### Stored records:
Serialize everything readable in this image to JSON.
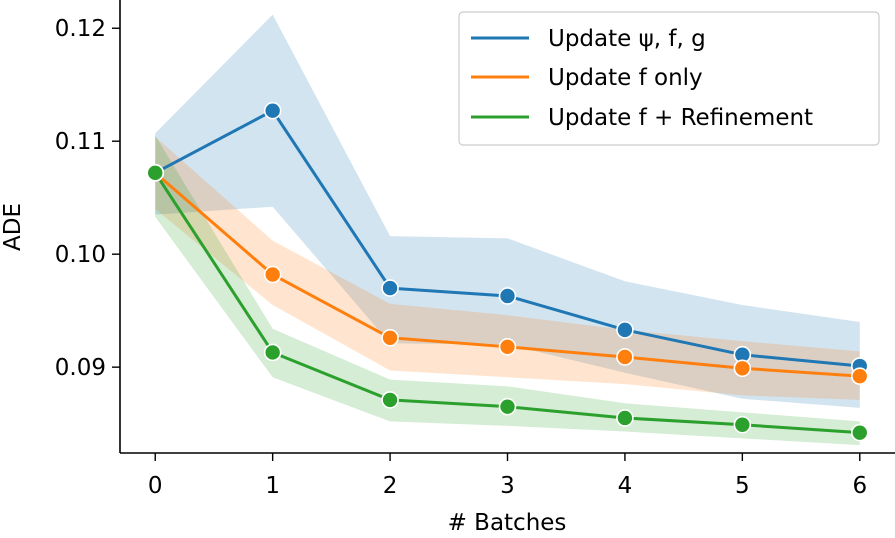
{
  "chart_data": {
    "type": "line",
    "xlabel": "# Batches",
    "ylabel": "ADE",
    "xlim": [
      -0.3,
      6.3
    ],
    "ylim": [
      0.0824,
      0.1225
    ],
    "x_ticks": [
      "0",
      "1",
      "2",
      "3",
      "4",
      "5",
      "6"
    ],
    "y_ticks": [
      "0.09",
      "0.10",
      "0.11",
      "0.12"
    ],
    "legend_position": "top-right",
    "grid": false,
    "x": [
      0,
      1,
      2,
      3,
      4,
      5,
      6
    ],
    "series": [
      {
        "name": "Update ψ, f, g",
        "color": "#1f77b4",
        "values": [
          0.1072,
          0.1127,
          0.097,
          0.0963,
          0.0933,
          0.0911,
          0.0901
        ],
        "lower": [
          0.1035,
          0.1042,
          0.0921,
          0.092,
          0.0895,
          0.0872,
          0.0864
        ],
        "upper": [
          0.1107,
          0.1212,
          0.1016,
          0.1014,
          0.0976,
          0.0955,
          0.094
        ]
      },
      {
        "name": "Update f only",
        "color": "#ff7f0e",
        "values": [
          0.1072,
          0.0982,
          0.0926,
          0.0918,
          0.0909,
          0.0899,
          0.0892
        ],
        "lower": [
          0.104,
          0.0955,
          0.0897,
          0.0891,
          0.0885,
          0.0875,
          0.0871
        ],
        "upper": [
          0.1104,
          0.1012,
          0.0956,
          0.0946,
          0.0933,
          0.0923,
          0.0914
        ]
      },
      {
        "name": "Update f + Refinement",
        "color": "#2ca02c",
        "values": [
          0.1072,
          0.0913,
          0.0871,
          0.0865,
          0.0855,
          0.0849,
          0.0842
        ],
        "lower": [
          0.1033,
          0.0891,
          0.0852,
          0.0848,
          0.0843,
          0.0837,
          0.0831
        ],
        "upper": [
          0.1105,
          0.0934,
          0.0889,
          0.0883,
          0.0868,
          0.086,
          0.0852
        ]
      }
    ]
  }
}
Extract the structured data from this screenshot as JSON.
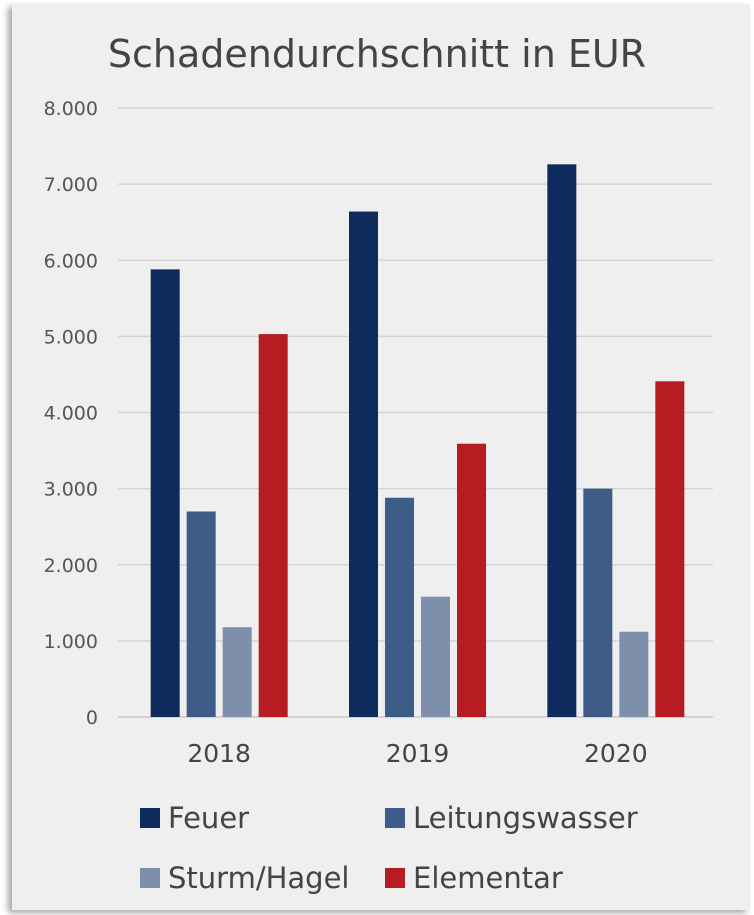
{
  "chart_data": {
    "type": "bar",
    "title": "Schadendurchschnitt in EUR",
    "xlabel": "",
    "ylabel": "",
    "categories": [
      "2018",
      "2019",
      "2020"
    ],
    "ylim": [
      0,
      8000
    ],
    "yticks": [
      0,
      1000,
      2000,
      3000,
      4000,
      5000,
      6000,
      7000,
      8000
    ],
    "ytick_labels": [
      "0",
      "1.000",
      "2.000",
      "3.000",
      "4.000",
      "5.000",
      "6.000",
      "7.000",
      "8.000"
    ],
    "grid": true,
    "legend_position": "bottom",
    "series": [
      {
        "name": "Feuer",
        "color": "#0d2b5c",
        "values": [
          5880,
          6640,
          7260
        ]
      },
      {
        "name": "Leitungswasser",
        "color": "#3d5d88",
        "values": [
          2700,
          2880,
          3000
        ]
      },
      {
        "name": "Sturm/Hagel",
        "color": "#7d8faa",
        "values": [
          1180,
          1580,
          1120
        ]
      },
      {
        "name": "Elementar",
        "color": "#b61c22",
        "values": [
          5030,
          3590,
          4410
        ]
      }
    ]
  }
}
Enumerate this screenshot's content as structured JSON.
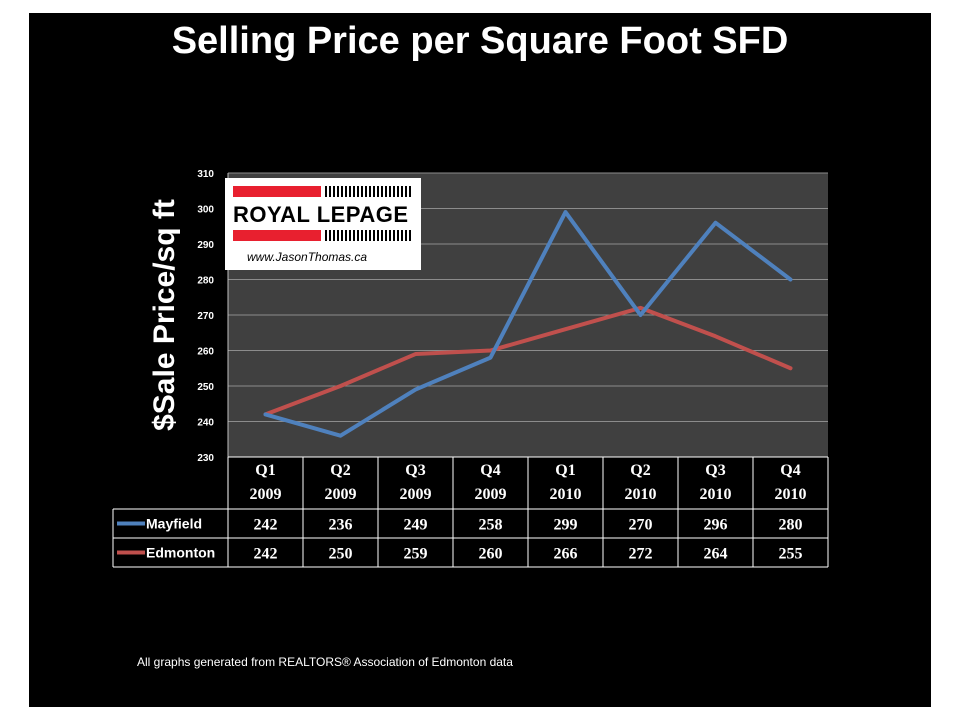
{
  "chart_data": {
    "type": "line",
    "title": "Selling Price per Square Foot SFD",
    "ylabel": "$Sale Price/sq ft",
    "xlabel": "",
    "ylim": [
      230,
      310
    ],
    "yticks": [
      230,
      240,
      250,
      260,
      270,
      280,
      290,
      300,
      310
    ],
    "grid": true,
    "categories": [
      [
        "Q1",
        "2009"
      ],
      [
        "Q2",
        "2009"
      ],
      [
        "Q3",
        "2009"
      ],
      [
        "Q4",
        "2009"
      ],
      [
        "Q1",
        "2010"
      ],
      [
        "Q2",
        "2010"
      ],
      [
        "Q3",
        "2010"
      ],
      [
        "Q4",
        "2010"
      ]
    ],
    "series": [
      {
        "name": "Mayfield",
        "color": "#4F81BD",
        "values": [
          242,
          236,
          249,
          258,
          299,
          270,
          296,
          280
        ]
      },
      {
        "name": "Edmonton",
        "color": "#C0504D",
        "values": [
          242,
          250,
          259,
          260,
          266,
          272,
          264,
          255
        ]
      }
    ],
    "legend": "data-table"
  },
  "logo": {
    "brand": "ROYAL LEPAGE",
    "url": "www.JasonThomas.ca",
    "accent": "#E8202F"
  },
  "footer": "All graphs generated from REALTORS® Association of Edmonton data",
  "colors": {
    "background": "#000000",
    "plot_area": "#404040",
    "text": "#ffffff",
    "grid": "#8c8c8c"
  }
}
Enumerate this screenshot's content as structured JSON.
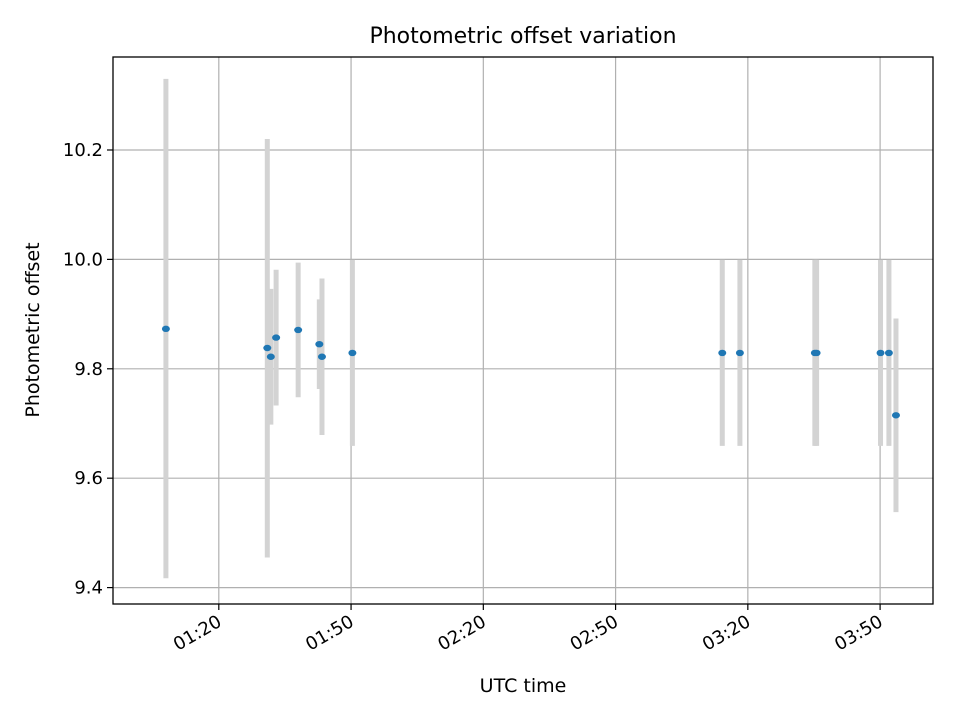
{
  "chart_data": {
    "type": "scatter",
    "title": "Photometric offset variation",
    "xlabel": "UTC time",
    "ylabel": "Photometric offset",
    "x_tick_labels": [
      "01:20",
      "01:50",
      "02:20",
      "02:50",
      "03:20",
      "03:50"
    ],
    "x_ticks": [
      "01:20",
      "01:50",
      "02:20",
      "02:50",
      "03:20",
      "03:50"
    ],
    "y_tick_labels": [
      "9.4",
      "9.6",
      "9.8",
      "10.0",
      "10.2"
    ],
    "y_ticks": [
      9.4,
      9.6,
      9.8,
      10.0,
      10.2
    ],
    "xlim": [
      "00:56",
      "04:02"
    ],
    "ylim": [
      9.37,
      10.37
    ],
    "grid": true,
    "colors": {
      "point": "#1f77b4",
      "errorbar": "#d3d3d3",
      "grid": "#b0b0b0"
    },
    "points": [
      {
        "x": "01:08",
        "y": 9.873,
        "ylow": 9.417,
        "yhigh": 10.33
      },
      {
        "x": "01:31",
        "y": 9.838,
        "ylow": 9.455,
        "yhigh": 10.22
      },
      {
        "x": "01:31.8",
        "y": 9.822,
        "ylow": 9.698,
        "yhigh": 9.946
      },
      {
        "x": "01:33",
        "y": 9.857,
        "ylow": 9.733,
        "yhigh": 9.981
      },
      {
        "x": "01:38",
        "y": 9.871,
        "ylow": 9.748,
        "yhigh": 9.994
      },
      {
        "x": "01:42.8",
        "y": 9.845,
        "ylow": 9.763,
        "yhigh": 9.927
      },
      {
        "x": "01:43.4",
        "y": 9.822,
        "ylow": 9.679,
        "yhigh": 9.965
      },
      {
        "x": "01:50.3",
        "y": 9.829,
        "ylow": 9.659,
        "yhigh": 9.999
      },
      {
        "x": "03:14.2",
        "y": 9.829,
        "ylow": 9.659,
        "yhigh": 9.999
      },
      {
        "x": "03:18.2",
        "y": 9.829,
        "ylow": 9.659,
        "yhigh": 9.999
      },
      {
        "x": "03:35.2",
        "y": 9.829,
        "ylow": 9.659,
        "yhigh": 9.999
      },
      {
        "x": "03:35.6",
        "y": 9.829,
        "ylow": 9.659,
        "yhigh": 9.999
      },
      {
        "x": "03:50.1",
        "y": 9.829,
        "ylow": 9.659,
        "yhigh": 9.999
      },
      {
        "x": "03:52",
        "y": 9.829,
        "ylow": 9.659,
        "yhigh": 9.999
      },
      {
        "x": "03:53.6",
        "y": 9.715,
        "ylow": 9.538,
        "yhigh": 9.892
      }
    ]
  }
}
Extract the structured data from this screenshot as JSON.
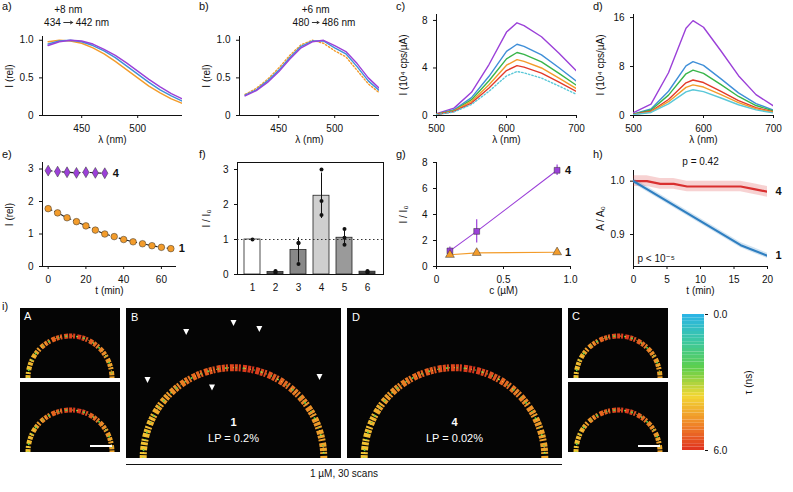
{
  "chart_data": [
    {
      "panel": "a)",
      "type": "line",
      "x_label": "λ (nm)",
      "y_label": "I (rel)",
      "x": [
        420,
        430,
        440,
        450,
        460,
        470,
        480,
        490,
        500,
        510,
        520,
        530,
        540
      ],
      "xlim": [
        415,
        540
      ],
      "xticks": [
        450,
        500
      ],
      "ylim": [
        0,
        1.05
      ],
      "yticks": [
        0,
        0.5,
        {
          "value": 1,
          "label": "1.0"
        }
      ],
      "series": [
        {
          "color": "#f39c2b",
          "values": [
            0.98,
            1.0,
            0.99,
            0.96,
            0.9,
            0.82,
            0.72,
            0.61,
            0.5,
            0.39,
            0.3,
            0.22,
            0.16
          ]
        },
        {
          "color": "#3f8fd8",
          "values": [
            0.95,
            0.99,
            1.0,
            0.98,
            0.93,
            0.86,
            0.77,
            0.66,
            0.55,
            0.44,
            0.34,
            0.26,
            0.19
          ]
        },
        {
          "color": "#9b40d8",
          "values": [
            0.93,
            0.98,
            1.0,
            0.99,
            0.95,
            0.88,
            0.8,
            0.7,
            0.59,
            0.48,
            0.38,
            0.29,
            0.22
          ]
        }
      ],
      "annotation": {
        "from": 434,
        "to": 442,
        "from_label": "434",
        "to_label": "442 nm",
        "shift_label": "+8 nm"
      }
    },
    {
      "panel": "b)",
      "type": "line",
      "x_label": "λ (nm)",
      "y_label": "I (rel)",
      "x": [
        420,
        430,
        440,
        450,
        460,
        470,
        480,
        490,
        500,
        510,
        520,
        530,
        540
      ],
      "xlim": [
        415,
        540
      ],
      "xticks": [
        450,
        500
      ],
      "ylim": [
        0,
        1.05
      ],
      "yticks": [
        0,
        0.5,
        {
          "value": 1,
          "label": "1.0"
        }
      ],
      "series": [
        {
          "color": "#f39c2b",
          "line_style": "dotted",
          "values": [
            0.28,
            0.36,
            0.48,
            0.63,
            0.8,
            0.94,
            1.0,
            0.96,
            0.86,
            0.78,
            0.6,
            0.42,
            0.3
          ]
        },
        {
          "color": "#3f8fd8",
          "values": [
            0.27,
            0.34,
            0.46,
            0.6,
            0.77,
            0.92,
            0.99,
            0.99,
            0.9,
            0.82,
            0.65,
            0.46,
            0.33
          ]
        },
        {
          "color": "#9b40d8",
          "values": [
            0.26,
            0.33,
            0.44,
            0.58,
            0.75,
            0.9,
            0.98,
            1.0,
            0.93,
            0.85,
            0.69,
            0.5,
            0.36
          ]
        }
      ],
      "annotation": {
        "from": 480,
        "to": 486,
        "from_label": "480",
        "to_label": "486 nm",
        "shift_label": "+6 nm"
      }
    },
    {
      "panel": "c)",
      "type": "line",
      "x_label": "λ (nm)",
      "y_label": "I (10⁴ cps/µA)",
      "x": [
        500,
        525,
        550,
        575,
        600,
        615,
        625,
        650,
        675,
        700
      ],
      "xlim": [
        500,
        700
      ],
      "xticks": [
        500,
        600,
        700
      ],
      "ylim": [
        0,
        8.5
      ],
      "yticks": [
        0,
        4,
        8
      ],
      "series": [
        {
          "color": "#9b40d8",
          "values": [
            0.16,
            0.62,
            1.95,
            4.29,
            7.02,
            7.8,
            7.57,
            6.63,
            5.23,
            3.74
          ]
        },
        {
          "color": "#3f8fd8",
          "values": [
            0.12,
            0.48,
            1.5,
            3.3,
            5.4,
            6.0,
            5.82,
            5.1,
            4.02,
            2.88
          ]
        },
        {
          "color": "#38b54a",
          "values": [
            0.11,
            0.42,
            1.33,
            2.92,
            4.77,
            5.3,
            5.14,
            4.51,
            3.55,
            2.54
          ]
        },
        {
          "color": "#f39c2b",
          "values": [
            0.09,
            0.38,
            1.18,
            2.59,
            4.23,
            4.7,
            4.56,
            4.0,
            3.15,
            2.26
          ]
        },
        {
          "color": "#e23a2a",
          "values": [
            0.08,
            0.34,
            1.05,
            2.31,
            3.78,
            4.2,
            4.07,
            3.57,
            2.81,
            2.02
          ]
        },
        {
          "color": "#5bc8d8",
          "line_style": "dotted",
          "values": [
            0.07,
            0.3,
            0.93,
            2.04,
            3.33,
            3.7,
            3.59,
            3.15,
            2.48,
            1.78
          ]
        }
      ]
    },
    {
      "panel": "d)",
      "type": "line",
      "x_label": "λ (nm)",
      "y_label": "I (10⁴ cps/µA)",
      "x": [
        500,
        525,
        550,
        575,
        585,
        600,
        625,
        650,
        675,
        700
      ],
      "xlim": [
        500,
        700
      ],
      "xticks": [
        500,
        600,
        700
      ],
      "ylim": [
        0,
        16.5
      ],
      "yticks": [
        0,
        8,
        16
      ],
      "series": [
        {
          "color": "#9b40d8",
          "values": [
            0.47,
            1.86,
            6.98,
            14.26,
            15.5,
            14.42,
            10.54,
            6.51,
            3.41,
            1.55
          ]
        },
        {
          "color": "#3f8fd8",
          "values": [
            0.26,
            1.06,
            3.96,
            8.1,
            8.8,
            8.18,
            5.98,
            3.7,
            1.94,
            0.88
          ]
        },
        {
          "color": "#38b54a",
          "values": [
            0.22,
            0.89,
            3.33,
            6.81,
            7.4,
            6.88,
            5.03,
            3.11,
            1.63,
            0.74
          ]
        },
        {
          "color": "#e23a2a",
          "values": [
            0.17,
            0.7,
            2.61,
            5.34,
            5.8,
            5.39,
            3.94,
            2.44,
            1.28,
            0.58
          ]
        },
        {
          "color": "#f39c2b",
          "values": [
            0.15,
            0.6,
            2.25,
            4.6,
            5.0,
            4.65,
            3.4,
            2.1,
            1.1,
            0.5
          ]
        },
        {
          "color": "#5bc8d8",
          "values": [
            0.13,
            0.5,
            1.89,
            3.86,
            4.2,
            3.91,
            2.86,
            1.76,
            0.92,
            0.42
          ]
        }
      ]
    },
    {
      "panel": "e)",
      "type": "scatter",
      "x_label": "t (min)",
      "y_label": "I (rel)",
      "xlim": [
        -3,
        68
      ],
      "xticks": [
        0,
        20,
        40,
        60
      ],
      "ylim": [
        0,
        3.2
      ],
      "yticks": [
        0,
        1,
        2,
        3
      ],
      "series": [
        {
          "name": "4",
          "color": "#9b40d8",
          "marker": "diamond",
          "line_style": "dashed",
          "x": [
            0,
            5,
            10,
            15,
            20,
            25,
            30
          ],
          "values": [
            2.95,
            2.92,
            2.9,
            2.88,
            2.9,
            2.88,
            2.87
          ]
        },
        {
          "name": "1",
          "color": "#f39c2b",
          "marker": "circle",
          "line_style": "dashed",
          "x": [
            0,
            5,
            10,
            15,
            20,
            25,
            30,
            35,
            40,
            45,
            50,
            55,
            60,
            65
          ],
          "values": [
            1.78,
            1.65,
            1.5,
            1.38,
            1.25,
            1.12,
            1.0,
            0.92,
            0.83,
            0.76,
            0.7,
            0.64,
            0.59,
            0.55
          ]
        }
      ]
    },
    {
      "panel": "f)",
      "type": "bar",
      "y_label": "I / I₀",
      "categories": [
        "1",
        "2",
        "3",
        "4",
        "5",
        "6"
      ],
      "values": [
        1,
        0.07,
        0.7,
        2.25,
        1.05,
        0.08
      ],
      "errors": [
        0,
        0.03,
        0.35,
        0.65,
        0.2,
        0.03
      ],
      "points": [
        [
          1
        ],
        [
          0.05,
          0.08,
          0.1
        ],
        [
          0.3,
          0.9,
          0.9
        ],
        [
          1.7,
          2.1,
          3.0
        ],
        [
          0.85,
          1.05,
          1.3
        ],
        [
          0.06,
          0.08,
          0.1
        ]
      ],
      "colors": [
        "#ffffff",
        "#555555",
        "#888888",
        "#cfcfcf",
        "#9a9a9a",
        "#444444"
      ],
      "reference_line": 1,
      "ylim": [
        0,
        3.2
      ],
      "yticks": [
        0,
        1,
        2,
        3
      ]
    },
    {
      "panel": "g)",
      "type": "scatter",
      "x_label": "c (µM)",
      "y_label": "I / I₀",
      "xlim": [
        0,
        1.0
      ],
      "xticks": [
        0,
        0.5,
        {
          "value": 1,
          "label": "1.0"
        }
      ],
      "ylim": [
        0,
        8
      ],
      "yticks": [
        0,
        2,
        4,
        6,
        8
      ],
      "series": [
        {
          "name": "4",
          "color": "#9b40d8",
          "marker": "square",
          "line_style": "solid",
          "x": [
            0.1,
            0.3,
            0.9
          ],
          "values": [
            1.2,
            2.7,
            7.4
          ],
          "errors": [
            0.3,
            0.9,
            0.4
          ]
        },
        {
          "name": "1",
          "color": "#f39c2b",
          "marker": "triangle",
          "line_style": "solid",
          "x": [
            0.1,
            0.3,
            0.9
          ],
          "values": [
            0.9,
            1.05,
            1.1
          ],
          "errors": [
            0.1,
            0.1,
            0.1
          ]
        }
      ]
    },
    {
      "panel": "h)",
      "type": "line",
      "x_label": "t (min)",
      "y_label": "A / A₀",
      "x": [
        0,
        2,
        4,
        6,
        8,
        10,
        12,
        14,
        16,
        18,
        20
      ],
      "xlim": [
        0,
        20
      ],
      "xticks": [
        0,
        5,
        10,
        15,
        20
      ],
      "ylim": [
        0.84,
        1.02
      ],
      "yticks": [
        0.9,
        {
          "value": 1,
          "label": "1.0"
        }
      ],
      "p_labels": [
        "p = 0.42",
        "p < 10⁻⁵"
      ],
      "series": [
        {
          "name": "4",
          "color": "#d93030",
          "values": [
            1.0,
            1.0,
            0.995,
            0.995,
            0.99,
            0.99,
            0.99,
            0.99,
            0.99,
            0.985,
            0.98
          ],
          "errors": [
            0.01,
            0.01,
            0.01,
            0.01,
            0.01,
            0.01,
            0.01,
            0.01,
            0.01,
            0.01,
            0.01
          ]
        },
        {
          "name": "1",
          "color": "#2f7fc1",
          "values": [
            1.0,
            0.985,
            0.97,
            0.955,
            0.94,
            0.925,
            0.91,
            0.895,
            0.88,
            0.87,
            0.86
          ],
          "errors": [
            0.005,
            0.005,
            0.005,
            0.005,
            0.005,
            0.005,
            0.005,
            0.005,
            0.005,
            0.005,
            0.005
          ]
        }
      ]
    }
  ],
  "image_panel": {
    "panel": "i)",
    "images": [
      {
        "letter": "A"
      },
      {
        "letter": "B",
        "compound": "1",
        "lp": "LP = 0.2%"
      },
      {
        "letter": "D",
        "compound": "4",
        "lp": "LP = 0.02%"
      },
      {
        "letter": "C"
      }
    ],
    "caption": "1 µM, 30 scans",
    "colorbar": {
      "label": "τ (ns)",
      "range": [
        0,
        6
      ],
      "ticks": [
        {
          "value": 0,
          "label": "0.0"
        },
        {
          "value": 6,
          "label": "6.0"
        }
      ]
    }
  }
}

### Exercise objective:
Using the listing above, state the number of lines that hold "title", with no other text.

### Answer to the task:
3